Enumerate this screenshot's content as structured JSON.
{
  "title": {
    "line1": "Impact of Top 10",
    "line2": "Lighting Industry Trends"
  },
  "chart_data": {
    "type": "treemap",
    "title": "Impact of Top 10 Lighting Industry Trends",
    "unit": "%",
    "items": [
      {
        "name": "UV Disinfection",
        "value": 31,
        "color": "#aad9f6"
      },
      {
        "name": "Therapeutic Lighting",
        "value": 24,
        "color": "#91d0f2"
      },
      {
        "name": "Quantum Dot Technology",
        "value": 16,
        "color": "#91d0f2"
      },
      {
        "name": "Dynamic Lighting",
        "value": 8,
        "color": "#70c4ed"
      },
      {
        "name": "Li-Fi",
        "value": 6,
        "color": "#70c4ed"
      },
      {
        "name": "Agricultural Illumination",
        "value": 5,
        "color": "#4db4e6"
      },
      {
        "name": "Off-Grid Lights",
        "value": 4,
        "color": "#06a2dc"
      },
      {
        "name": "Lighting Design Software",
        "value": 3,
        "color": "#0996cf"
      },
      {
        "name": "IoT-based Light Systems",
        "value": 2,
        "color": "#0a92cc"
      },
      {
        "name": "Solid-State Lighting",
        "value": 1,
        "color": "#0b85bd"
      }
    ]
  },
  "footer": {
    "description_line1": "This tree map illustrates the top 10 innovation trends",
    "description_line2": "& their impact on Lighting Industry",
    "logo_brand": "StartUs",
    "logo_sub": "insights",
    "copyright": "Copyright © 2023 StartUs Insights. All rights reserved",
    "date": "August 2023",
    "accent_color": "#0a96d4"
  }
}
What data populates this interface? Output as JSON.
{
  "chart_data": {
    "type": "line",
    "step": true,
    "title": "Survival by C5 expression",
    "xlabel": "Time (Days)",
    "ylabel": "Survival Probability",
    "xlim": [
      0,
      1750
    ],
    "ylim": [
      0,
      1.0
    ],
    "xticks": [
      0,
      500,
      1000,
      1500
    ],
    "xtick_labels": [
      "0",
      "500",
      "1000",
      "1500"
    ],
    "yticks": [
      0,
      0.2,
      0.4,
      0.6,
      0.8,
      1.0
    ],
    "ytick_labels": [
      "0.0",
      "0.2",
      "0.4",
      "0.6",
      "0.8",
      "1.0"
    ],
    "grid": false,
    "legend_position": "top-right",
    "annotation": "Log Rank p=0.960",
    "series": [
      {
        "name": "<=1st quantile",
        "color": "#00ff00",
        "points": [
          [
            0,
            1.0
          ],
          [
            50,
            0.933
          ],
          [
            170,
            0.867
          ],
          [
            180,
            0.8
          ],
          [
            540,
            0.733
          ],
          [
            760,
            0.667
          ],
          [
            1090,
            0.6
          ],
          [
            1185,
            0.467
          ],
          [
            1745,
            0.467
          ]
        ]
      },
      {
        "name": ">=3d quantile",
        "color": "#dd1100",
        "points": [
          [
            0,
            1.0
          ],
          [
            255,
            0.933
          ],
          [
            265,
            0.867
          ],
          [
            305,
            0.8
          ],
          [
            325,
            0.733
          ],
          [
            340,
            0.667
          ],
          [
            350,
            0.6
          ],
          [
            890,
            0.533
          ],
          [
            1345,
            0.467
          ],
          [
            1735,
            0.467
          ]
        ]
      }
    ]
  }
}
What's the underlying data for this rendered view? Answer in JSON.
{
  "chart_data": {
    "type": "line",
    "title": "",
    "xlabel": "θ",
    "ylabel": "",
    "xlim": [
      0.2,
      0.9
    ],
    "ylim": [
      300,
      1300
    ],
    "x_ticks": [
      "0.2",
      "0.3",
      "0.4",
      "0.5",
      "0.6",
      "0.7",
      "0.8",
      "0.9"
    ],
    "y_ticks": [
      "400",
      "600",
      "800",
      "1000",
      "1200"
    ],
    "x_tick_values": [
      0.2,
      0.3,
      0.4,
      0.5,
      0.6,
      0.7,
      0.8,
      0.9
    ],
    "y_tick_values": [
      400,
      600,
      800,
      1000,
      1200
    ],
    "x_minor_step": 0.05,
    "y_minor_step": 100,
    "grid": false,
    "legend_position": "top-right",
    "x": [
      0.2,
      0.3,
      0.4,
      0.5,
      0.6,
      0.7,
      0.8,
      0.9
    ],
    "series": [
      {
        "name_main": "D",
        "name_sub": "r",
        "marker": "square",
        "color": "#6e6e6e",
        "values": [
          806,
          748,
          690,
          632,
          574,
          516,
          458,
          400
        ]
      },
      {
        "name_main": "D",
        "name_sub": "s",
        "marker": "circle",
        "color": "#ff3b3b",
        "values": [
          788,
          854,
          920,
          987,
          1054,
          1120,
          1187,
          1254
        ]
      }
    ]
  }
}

** Work required **
The word "What" may appear on some lines. Report how many lines hold it, giving the number alone.

** Exercise result **
2